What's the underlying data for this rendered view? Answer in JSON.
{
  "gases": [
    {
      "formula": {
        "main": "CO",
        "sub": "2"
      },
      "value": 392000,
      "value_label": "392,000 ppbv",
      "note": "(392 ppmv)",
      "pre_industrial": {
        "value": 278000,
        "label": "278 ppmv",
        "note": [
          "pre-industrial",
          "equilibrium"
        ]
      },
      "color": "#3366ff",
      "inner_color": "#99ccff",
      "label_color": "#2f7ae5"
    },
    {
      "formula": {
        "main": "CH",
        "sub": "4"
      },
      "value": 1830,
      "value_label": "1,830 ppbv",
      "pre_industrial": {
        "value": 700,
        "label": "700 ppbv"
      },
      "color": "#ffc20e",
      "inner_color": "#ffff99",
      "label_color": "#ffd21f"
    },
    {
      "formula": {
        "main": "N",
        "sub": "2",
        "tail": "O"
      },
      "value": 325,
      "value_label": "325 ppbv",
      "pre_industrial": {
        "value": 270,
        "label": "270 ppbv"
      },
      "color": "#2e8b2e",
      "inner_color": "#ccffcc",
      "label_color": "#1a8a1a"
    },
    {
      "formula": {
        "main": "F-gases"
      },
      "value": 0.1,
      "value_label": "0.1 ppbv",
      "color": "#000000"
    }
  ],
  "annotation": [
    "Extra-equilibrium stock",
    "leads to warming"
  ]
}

□ □ □ □ □ □ □

### STATED GOAL
Reproduce each line verbatim.

### ANSWER TO THE EXERCISE
What's the underlying data for this rendered view? Answer in JSON.
{
  "gases": [
    {
      "formula": {
        "main": "CO",
        "sub": "2"
      },
      "value": 392000,
      "value_label": "392,000 ppbv",
      "note": "(392 ppmv)",
      "pre_industrial": {
        "value": 278000,
        "label": "278 ppmv",
        "note": [
          "pre-industrial",
          "equilibrium"
        ]
      },
      "color": "#3366ff",
      "inner_color": "#99ccff",
      "label_color": "#2f7ae5"
    },
    {
      "formula": {
        "main": "CH",
        "sub": "4"
      },
      "value": 1830,
      "value_label": "1,830 ppbv",
      "pre_industrial": {
        "value": 700,
        "label": "700 ppbv"
      },
      "color": "#ffc20e",
      "inner_color": "#ffff99",
      "label_color": "#ffd21f"
    },
    {
      "formula": {
        "main": "N",
        "sub": "2",
        "tail": "O"
      },
      "value": 325,
      "value_label": "325 ppbv",
      "pre_industrial": {
        "value": 270,
        "label": "270 ppbv"
      },
      "color": "#2e8b2e",
      "inner_color": "#ccffcc",
      "label_color": "#1a8a1a"
    },
    {
      "formula": {
        "main": "F-gases"
      },
      "value": 0.1,
      "value_label": "0.1 ppbv",
      "color": "#000000"
    }
  ],
  "annotation": [
    "Extra-equilibrium stock",
    "leads to warming"
  ]
}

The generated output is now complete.